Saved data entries
»»

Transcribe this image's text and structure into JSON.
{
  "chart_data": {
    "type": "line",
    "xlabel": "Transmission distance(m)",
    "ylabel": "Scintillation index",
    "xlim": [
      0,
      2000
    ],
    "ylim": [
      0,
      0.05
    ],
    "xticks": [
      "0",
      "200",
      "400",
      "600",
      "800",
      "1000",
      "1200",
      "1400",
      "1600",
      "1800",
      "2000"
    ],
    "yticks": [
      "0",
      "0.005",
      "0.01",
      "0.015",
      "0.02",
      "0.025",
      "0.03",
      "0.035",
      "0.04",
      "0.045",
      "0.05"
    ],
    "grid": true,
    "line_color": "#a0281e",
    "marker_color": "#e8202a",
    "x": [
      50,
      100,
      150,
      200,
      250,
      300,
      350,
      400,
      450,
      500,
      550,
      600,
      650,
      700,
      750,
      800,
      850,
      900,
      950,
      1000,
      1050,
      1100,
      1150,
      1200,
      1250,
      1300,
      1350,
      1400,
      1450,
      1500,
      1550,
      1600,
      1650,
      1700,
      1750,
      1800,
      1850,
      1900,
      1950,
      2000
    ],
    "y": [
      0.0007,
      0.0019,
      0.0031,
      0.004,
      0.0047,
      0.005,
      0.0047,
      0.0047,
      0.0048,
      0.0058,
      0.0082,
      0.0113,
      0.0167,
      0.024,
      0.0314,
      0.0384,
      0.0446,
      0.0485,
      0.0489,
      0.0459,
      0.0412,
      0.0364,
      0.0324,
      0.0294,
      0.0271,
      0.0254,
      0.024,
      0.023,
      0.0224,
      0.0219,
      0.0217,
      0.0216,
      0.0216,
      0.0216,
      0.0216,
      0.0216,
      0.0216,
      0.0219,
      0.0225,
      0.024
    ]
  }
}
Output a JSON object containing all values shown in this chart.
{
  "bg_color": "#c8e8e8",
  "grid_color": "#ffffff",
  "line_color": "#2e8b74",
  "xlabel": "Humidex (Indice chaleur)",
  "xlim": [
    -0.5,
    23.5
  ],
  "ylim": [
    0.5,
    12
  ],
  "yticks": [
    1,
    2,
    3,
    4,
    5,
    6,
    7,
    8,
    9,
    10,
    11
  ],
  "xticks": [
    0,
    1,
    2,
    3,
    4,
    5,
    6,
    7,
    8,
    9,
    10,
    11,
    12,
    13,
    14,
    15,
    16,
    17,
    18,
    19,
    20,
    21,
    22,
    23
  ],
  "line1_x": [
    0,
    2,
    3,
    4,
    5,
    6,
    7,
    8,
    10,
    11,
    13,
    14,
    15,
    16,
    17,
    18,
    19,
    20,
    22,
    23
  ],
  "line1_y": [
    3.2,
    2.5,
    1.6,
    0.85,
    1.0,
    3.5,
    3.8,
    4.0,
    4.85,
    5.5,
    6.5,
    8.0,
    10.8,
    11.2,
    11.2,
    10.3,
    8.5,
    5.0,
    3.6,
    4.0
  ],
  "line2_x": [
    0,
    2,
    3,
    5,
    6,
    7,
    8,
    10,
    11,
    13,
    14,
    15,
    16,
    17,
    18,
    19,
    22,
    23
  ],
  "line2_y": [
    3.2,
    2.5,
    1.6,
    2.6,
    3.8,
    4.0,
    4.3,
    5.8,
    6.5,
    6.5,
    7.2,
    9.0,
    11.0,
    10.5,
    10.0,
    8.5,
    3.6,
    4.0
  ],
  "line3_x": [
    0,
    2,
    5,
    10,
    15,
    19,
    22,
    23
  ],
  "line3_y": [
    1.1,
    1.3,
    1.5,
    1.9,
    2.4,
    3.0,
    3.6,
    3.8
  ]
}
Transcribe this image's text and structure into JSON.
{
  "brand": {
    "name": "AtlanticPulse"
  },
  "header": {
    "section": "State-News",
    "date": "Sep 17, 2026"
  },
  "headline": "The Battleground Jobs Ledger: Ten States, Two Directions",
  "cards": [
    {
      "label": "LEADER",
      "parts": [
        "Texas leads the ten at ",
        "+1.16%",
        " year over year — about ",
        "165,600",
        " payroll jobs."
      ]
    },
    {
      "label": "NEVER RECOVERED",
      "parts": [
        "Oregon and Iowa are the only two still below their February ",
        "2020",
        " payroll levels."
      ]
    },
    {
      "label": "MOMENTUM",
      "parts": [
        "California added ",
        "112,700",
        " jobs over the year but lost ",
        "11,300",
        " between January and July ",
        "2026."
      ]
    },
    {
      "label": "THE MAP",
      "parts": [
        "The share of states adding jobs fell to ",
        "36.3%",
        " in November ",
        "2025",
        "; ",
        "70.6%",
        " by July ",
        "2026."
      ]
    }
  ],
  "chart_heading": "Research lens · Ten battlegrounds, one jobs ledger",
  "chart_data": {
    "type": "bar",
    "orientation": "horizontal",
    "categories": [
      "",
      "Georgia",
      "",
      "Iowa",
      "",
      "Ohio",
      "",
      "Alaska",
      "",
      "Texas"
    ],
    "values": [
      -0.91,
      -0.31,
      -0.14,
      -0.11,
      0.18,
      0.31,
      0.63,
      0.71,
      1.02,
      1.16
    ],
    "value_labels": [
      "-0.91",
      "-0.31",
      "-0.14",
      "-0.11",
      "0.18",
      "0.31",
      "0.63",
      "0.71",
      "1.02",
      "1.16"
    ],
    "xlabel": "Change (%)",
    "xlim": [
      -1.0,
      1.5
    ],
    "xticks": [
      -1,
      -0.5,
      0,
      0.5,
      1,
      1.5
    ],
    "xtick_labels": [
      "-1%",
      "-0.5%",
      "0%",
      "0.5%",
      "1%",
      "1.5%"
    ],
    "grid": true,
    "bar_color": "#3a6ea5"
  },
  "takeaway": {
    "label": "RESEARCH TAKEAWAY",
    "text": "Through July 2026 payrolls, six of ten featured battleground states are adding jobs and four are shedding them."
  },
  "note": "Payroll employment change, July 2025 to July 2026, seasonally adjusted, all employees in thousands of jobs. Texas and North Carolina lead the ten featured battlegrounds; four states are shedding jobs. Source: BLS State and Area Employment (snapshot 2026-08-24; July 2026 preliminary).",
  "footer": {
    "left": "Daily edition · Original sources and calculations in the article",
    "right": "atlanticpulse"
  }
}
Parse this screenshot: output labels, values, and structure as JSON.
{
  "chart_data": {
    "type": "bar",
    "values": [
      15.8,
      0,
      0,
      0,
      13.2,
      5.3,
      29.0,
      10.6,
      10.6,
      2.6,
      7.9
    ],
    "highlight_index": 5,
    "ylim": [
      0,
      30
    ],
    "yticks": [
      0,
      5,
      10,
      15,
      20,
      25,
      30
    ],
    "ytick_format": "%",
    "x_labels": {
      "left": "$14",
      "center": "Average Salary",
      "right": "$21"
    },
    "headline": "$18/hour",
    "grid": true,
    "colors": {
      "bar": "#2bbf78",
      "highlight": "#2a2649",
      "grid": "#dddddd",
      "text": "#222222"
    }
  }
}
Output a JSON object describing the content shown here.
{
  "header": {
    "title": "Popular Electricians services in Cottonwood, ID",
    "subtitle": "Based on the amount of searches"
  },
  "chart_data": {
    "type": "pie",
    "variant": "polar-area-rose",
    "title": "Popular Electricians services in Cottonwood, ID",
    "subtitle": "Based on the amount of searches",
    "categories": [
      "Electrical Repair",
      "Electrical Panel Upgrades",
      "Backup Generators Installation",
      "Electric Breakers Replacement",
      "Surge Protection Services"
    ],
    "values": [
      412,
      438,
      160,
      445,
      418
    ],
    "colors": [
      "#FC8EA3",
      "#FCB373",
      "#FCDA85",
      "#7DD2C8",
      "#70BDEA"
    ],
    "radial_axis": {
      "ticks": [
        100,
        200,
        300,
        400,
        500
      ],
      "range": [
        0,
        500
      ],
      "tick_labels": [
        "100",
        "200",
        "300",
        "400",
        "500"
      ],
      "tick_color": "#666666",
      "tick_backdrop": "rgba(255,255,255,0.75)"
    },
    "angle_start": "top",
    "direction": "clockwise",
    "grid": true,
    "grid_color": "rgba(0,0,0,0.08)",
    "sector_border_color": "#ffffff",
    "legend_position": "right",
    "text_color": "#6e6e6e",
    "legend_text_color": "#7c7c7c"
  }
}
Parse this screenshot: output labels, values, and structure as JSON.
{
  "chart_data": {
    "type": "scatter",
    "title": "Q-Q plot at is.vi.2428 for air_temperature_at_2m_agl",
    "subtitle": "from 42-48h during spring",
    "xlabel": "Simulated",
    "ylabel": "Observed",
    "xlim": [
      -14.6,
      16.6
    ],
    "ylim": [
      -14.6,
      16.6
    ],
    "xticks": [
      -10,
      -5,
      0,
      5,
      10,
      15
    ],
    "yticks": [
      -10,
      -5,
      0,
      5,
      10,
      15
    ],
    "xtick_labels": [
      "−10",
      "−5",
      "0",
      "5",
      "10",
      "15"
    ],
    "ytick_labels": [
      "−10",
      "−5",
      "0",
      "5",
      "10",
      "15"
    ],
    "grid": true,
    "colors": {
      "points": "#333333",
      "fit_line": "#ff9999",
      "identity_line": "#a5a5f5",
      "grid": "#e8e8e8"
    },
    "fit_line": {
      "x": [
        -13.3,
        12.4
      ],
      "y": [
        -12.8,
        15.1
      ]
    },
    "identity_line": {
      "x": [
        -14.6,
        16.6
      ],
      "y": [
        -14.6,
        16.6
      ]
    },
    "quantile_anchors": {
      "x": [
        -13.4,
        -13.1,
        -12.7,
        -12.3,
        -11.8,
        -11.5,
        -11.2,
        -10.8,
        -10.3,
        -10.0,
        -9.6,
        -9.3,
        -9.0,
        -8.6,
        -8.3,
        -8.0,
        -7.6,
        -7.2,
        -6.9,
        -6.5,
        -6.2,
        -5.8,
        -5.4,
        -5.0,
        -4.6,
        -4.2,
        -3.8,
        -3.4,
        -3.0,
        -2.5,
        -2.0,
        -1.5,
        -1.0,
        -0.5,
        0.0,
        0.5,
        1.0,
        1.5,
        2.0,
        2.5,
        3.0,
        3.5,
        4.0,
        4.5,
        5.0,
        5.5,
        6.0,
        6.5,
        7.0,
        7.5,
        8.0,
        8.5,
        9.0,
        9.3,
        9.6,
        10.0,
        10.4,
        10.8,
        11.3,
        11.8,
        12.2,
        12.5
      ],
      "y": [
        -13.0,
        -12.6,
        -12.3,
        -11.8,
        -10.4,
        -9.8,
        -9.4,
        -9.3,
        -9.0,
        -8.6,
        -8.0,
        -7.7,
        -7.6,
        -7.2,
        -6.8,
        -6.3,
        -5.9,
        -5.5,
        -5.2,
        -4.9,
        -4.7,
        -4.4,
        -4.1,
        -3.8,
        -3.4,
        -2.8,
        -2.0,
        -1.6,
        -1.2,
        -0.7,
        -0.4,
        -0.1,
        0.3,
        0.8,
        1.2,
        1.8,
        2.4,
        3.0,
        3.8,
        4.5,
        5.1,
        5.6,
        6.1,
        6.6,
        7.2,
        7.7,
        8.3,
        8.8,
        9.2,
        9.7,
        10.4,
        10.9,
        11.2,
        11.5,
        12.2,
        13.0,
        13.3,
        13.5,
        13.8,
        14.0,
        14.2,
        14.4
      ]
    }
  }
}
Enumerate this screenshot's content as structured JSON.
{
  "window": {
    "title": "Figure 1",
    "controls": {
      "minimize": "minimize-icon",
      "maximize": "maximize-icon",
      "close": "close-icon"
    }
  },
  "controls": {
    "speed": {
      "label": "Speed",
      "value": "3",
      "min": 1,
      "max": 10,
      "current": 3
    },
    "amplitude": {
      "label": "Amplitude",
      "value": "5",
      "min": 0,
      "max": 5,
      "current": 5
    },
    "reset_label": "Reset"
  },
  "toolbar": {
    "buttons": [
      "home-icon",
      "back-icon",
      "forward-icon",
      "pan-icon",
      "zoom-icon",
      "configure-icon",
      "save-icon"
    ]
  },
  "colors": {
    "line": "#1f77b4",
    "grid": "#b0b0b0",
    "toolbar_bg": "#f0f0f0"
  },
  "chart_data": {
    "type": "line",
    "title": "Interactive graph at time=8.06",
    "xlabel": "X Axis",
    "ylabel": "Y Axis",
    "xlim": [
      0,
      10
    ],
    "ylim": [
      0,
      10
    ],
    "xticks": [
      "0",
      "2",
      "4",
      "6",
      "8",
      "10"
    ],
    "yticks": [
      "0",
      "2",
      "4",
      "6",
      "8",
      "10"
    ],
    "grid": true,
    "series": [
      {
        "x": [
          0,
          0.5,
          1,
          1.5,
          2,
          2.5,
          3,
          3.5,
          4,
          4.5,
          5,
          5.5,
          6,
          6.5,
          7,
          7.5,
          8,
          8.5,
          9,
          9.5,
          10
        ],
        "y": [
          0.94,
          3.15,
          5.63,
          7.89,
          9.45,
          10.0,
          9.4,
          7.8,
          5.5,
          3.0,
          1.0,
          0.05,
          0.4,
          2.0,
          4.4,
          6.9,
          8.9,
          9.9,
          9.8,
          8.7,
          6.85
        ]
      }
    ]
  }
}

««

Each line that holds the word "shown" should be extracted from the records.

Output a JSON object containing all values shown in this chart.
Output a JSON object describing the content shown here.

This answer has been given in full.